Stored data
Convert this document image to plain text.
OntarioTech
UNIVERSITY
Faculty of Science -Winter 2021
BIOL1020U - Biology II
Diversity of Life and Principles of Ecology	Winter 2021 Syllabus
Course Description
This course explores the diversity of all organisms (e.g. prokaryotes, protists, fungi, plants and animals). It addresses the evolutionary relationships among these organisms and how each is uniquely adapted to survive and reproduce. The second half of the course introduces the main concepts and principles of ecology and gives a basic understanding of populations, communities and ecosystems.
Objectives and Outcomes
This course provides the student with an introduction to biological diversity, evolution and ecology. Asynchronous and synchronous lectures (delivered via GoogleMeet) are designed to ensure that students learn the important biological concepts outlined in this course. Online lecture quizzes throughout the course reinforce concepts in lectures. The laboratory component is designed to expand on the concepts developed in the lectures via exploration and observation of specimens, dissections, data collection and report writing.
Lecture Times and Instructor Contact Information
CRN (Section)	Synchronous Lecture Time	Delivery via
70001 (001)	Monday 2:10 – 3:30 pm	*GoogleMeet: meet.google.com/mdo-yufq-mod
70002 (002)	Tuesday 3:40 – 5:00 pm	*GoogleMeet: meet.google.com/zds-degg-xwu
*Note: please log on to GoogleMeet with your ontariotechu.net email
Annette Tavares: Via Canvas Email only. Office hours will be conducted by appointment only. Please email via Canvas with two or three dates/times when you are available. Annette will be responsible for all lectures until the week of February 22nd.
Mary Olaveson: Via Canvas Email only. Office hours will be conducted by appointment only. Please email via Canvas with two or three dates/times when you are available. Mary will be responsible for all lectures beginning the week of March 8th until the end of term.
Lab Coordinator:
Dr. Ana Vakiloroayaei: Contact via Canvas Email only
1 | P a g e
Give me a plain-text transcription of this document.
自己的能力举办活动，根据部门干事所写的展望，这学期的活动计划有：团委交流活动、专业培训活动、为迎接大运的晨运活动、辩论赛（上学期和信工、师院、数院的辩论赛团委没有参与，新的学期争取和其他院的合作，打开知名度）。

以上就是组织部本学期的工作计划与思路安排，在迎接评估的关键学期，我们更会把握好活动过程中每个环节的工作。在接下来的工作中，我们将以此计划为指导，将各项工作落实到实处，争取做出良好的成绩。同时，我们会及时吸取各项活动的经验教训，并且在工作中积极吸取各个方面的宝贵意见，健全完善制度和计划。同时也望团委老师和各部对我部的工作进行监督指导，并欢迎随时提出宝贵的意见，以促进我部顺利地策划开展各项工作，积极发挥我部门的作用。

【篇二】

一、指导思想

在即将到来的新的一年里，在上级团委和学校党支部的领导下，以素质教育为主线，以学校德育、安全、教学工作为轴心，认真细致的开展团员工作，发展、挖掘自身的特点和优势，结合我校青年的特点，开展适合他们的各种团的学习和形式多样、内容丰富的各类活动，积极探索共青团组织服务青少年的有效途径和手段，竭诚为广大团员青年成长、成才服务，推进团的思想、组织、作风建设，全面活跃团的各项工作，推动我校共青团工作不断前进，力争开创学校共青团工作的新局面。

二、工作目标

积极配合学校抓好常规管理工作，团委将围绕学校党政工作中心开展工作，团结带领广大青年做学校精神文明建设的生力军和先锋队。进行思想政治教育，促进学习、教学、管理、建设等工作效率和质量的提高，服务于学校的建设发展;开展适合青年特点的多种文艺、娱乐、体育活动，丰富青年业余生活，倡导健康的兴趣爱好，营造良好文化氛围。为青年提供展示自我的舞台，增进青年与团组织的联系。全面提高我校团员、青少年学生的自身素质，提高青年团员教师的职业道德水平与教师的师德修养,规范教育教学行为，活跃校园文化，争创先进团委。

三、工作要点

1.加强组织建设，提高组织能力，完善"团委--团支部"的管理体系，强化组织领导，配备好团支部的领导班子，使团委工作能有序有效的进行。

> _WORK INSTRUCTIONS_
Say only how many lines in the records carry the word "Canvas".

> _WRITTEN REPLY_
3